_Aim of the exercise:_ Check every line below for the word "wird" and show those that hold it.

_Provided data:_
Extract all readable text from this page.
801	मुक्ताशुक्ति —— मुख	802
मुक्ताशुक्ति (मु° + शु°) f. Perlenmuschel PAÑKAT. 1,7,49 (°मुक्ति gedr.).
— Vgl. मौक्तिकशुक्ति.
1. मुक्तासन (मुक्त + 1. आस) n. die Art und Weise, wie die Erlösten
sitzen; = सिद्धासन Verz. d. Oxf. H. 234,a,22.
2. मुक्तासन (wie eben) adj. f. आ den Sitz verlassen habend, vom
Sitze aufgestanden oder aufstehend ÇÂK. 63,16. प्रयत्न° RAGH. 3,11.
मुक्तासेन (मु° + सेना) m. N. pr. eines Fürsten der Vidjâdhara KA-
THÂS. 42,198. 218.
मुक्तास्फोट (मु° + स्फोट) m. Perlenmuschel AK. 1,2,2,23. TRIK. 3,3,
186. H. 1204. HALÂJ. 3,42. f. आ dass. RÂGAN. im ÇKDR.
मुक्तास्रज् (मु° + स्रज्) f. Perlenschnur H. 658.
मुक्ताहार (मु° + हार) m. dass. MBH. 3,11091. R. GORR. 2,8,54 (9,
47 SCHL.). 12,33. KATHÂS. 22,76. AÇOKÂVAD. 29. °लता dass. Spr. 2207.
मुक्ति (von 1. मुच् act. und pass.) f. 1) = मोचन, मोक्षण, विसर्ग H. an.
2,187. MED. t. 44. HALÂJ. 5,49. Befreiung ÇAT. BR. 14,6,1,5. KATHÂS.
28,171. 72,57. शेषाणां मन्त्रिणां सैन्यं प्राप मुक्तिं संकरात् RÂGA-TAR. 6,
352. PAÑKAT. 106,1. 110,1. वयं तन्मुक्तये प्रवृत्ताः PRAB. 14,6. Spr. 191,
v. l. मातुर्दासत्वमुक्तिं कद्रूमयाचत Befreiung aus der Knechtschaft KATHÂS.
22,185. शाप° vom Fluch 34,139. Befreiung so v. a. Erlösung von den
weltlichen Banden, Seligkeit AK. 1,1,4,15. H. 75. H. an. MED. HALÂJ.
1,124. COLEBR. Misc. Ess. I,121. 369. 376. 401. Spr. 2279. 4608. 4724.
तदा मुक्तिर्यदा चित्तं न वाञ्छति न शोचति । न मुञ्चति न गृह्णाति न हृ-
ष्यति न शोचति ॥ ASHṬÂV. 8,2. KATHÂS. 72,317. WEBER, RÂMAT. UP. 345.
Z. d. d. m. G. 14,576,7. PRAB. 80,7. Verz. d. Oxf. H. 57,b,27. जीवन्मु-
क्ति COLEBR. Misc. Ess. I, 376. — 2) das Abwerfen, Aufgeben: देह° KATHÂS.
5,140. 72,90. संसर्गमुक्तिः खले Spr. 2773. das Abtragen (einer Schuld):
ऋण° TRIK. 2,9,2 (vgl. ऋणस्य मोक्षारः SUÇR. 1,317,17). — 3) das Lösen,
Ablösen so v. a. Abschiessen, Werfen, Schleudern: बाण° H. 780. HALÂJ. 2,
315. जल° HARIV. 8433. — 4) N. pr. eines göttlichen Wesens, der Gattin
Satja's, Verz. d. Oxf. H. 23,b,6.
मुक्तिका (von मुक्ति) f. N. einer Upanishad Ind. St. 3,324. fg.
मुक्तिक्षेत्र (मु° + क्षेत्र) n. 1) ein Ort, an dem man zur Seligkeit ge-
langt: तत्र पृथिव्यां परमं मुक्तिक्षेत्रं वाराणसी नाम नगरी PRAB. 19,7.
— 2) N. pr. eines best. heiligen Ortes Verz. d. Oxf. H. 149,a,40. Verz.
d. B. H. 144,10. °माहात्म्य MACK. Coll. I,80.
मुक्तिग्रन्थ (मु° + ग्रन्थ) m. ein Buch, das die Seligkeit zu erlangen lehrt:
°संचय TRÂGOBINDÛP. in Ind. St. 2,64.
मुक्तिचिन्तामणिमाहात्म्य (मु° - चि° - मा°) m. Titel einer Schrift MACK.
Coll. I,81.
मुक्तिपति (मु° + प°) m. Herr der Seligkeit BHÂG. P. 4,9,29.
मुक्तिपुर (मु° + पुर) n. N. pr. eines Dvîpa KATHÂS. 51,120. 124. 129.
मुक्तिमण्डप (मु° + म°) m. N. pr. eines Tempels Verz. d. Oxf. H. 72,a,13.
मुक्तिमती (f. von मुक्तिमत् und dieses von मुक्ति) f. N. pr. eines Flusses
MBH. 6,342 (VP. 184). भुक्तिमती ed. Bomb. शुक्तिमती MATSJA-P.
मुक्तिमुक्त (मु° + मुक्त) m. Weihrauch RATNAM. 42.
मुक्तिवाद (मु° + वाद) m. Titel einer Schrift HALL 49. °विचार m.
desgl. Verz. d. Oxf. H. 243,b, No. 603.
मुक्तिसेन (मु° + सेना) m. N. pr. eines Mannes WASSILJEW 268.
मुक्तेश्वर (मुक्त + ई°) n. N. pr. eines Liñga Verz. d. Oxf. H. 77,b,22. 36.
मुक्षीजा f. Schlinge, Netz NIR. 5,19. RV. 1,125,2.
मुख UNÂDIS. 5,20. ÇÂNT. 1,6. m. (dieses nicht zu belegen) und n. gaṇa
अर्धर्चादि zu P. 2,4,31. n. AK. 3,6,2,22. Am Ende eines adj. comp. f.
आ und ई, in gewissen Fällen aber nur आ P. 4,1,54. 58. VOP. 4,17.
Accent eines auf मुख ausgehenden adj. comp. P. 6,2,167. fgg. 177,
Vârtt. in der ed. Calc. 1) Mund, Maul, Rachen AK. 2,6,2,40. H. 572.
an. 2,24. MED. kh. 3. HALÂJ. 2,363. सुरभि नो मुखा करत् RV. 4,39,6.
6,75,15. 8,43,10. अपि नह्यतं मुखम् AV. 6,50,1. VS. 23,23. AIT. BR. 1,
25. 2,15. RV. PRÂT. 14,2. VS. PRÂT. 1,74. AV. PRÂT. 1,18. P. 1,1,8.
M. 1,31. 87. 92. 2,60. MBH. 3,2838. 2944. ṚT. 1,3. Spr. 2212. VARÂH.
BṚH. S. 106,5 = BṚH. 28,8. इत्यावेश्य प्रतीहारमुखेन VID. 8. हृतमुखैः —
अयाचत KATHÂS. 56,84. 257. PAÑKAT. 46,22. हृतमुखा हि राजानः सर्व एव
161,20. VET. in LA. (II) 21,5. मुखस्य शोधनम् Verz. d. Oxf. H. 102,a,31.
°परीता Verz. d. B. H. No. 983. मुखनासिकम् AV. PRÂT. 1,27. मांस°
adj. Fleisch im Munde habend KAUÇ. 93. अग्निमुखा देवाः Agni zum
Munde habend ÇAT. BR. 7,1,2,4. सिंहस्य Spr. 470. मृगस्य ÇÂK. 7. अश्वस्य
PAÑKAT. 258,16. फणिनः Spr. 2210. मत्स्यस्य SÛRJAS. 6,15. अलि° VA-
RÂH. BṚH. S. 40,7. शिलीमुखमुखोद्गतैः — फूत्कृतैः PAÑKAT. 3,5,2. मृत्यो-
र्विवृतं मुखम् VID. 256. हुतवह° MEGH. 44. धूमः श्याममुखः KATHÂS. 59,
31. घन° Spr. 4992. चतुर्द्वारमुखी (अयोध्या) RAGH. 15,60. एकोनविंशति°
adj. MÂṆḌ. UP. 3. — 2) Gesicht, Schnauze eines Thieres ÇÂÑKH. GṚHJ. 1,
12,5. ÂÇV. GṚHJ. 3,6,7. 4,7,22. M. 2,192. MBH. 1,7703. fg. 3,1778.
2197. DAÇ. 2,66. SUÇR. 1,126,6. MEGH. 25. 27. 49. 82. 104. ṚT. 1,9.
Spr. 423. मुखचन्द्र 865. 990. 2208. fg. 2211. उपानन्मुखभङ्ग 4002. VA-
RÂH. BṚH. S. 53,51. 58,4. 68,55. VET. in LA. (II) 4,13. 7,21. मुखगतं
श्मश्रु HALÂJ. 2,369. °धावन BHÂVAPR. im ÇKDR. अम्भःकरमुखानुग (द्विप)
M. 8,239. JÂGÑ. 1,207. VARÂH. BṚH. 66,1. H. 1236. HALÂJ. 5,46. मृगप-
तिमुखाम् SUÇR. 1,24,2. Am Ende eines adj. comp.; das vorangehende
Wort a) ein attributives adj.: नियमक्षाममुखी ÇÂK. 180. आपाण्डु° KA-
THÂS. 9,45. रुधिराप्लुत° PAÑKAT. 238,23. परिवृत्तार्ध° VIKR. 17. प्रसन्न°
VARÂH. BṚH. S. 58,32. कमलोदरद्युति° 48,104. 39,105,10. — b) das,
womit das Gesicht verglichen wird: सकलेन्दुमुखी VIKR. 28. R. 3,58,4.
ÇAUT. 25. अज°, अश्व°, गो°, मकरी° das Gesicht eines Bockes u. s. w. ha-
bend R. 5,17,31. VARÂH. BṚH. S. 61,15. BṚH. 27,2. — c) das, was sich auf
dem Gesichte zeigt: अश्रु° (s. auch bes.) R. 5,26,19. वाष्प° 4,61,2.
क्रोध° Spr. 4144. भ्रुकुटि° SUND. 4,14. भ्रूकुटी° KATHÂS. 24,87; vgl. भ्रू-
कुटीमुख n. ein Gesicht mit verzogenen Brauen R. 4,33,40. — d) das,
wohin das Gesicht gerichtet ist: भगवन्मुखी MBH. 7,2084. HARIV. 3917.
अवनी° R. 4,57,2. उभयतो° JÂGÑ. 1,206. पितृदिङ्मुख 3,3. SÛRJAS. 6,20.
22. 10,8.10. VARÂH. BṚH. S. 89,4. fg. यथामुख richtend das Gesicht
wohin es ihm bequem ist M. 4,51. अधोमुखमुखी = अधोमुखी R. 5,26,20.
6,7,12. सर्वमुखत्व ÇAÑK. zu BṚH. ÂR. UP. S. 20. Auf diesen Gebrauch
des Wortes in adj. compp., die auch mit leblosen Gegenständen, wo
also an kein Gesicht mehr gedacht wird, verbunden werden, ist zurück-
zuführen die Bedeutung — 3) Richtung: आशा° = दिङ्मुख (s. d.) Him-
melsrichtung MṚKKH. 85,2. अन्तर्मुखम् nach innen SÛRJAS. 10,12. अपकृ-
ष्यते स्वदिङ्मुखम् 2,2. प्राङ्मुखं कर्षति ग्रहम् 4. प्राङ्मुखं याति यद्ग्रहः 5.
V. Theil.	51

_Exercise answer:_
womit das Gesicht verglichen wird: सकलेन्दुमुखी VIKR. 28. R. 3,58,4.
also an kein Gesicht mehr gedacht wird, verbunden werden, ist zurück-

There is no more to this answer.